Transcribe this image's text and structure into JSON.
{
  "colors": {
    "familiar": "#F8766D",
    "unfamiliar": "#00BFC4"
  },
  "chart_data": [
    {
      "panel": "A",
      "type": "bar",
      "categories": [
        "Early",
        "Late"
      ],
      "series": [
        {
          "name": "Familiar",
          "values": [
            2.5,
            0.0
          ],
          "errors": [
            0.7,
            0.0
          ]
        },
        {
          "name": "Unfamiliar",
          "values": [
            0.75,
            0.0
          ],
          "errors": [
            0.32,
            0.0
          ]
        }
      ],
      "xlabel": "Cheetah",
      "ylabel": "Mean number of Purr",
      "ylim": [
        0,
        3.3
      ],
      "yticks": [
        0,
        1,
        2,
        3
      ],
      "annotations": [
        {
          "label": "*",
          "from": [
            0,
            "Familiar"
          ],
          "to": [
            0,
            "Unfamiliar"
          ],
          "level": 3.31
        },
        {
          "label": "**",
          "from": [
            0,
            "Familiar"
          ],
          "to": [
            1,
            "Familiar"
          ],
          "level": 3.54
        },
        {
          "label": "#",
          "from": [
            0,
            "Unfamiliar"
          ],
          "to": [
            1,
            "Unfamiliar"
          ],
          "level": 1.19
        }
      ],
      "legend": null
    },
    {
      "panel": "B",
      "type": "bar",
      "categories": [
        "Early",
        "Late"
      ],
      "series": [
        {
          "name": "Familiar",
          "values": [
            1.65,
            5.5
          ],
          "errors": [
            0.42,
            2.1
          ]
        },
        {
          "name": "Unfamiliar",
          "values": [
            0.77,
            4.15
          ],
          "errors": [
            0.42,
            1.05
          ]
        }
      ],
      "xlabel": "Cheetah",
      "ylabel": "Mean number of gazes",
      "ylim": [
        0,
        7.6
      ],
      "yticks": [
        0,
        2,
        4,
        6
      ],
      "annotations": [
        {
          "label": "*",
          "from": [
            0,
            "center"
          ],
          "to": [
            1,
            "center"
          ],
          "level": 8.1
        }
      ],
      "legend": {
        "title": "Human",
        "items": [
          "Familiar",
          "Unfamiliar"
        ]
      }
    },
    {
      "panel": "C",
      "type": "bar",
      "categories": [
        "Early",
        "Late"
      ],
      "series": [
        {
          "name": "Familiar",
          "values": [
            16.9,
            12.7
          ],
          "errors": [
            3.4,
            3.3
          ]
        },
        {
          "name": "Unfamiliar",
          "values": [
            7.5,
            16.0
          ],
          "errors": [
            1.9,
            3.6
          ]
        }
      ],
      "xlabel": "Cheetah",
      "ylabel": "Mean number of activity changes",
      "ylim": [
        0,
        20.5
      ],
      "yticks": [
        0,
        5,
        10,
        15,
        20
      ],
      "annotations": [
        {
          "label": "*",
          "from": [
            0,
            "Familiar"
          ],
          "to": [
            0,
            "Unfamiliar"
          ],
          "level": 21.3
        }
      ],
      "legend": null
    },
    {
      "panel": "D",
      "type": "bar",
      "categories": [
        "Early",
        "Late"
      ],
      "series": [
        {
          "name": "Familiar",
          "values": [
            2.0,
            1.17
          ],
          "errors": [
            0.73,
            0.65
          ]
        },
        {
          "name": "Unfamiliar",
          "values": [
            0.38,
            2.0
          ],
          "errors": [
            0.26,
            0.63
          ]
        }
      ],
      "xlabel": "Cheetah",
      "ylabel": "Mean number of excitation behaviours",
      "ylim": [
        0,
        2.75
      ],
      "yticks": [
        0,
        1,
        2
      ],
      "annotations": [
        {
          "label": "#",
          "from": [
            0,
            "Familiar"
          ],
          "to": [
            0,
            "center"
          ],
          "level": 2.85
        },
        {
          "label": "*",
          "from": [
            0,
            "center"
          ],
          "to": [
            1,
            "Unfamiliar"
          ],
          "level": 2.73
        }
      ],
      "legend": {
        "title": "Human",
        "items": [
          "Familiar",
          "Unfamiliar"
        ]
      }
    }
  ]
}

# # # # #

Requirement
Check each line of the entries for the string "level". Copy the lines that have it.

Reply to the task
          "level": 3.31
          "level": 3.54
          "level": 1.19
          "level": 8.1
          "level": 21.3
          "level": 2.85
          "level": 2.73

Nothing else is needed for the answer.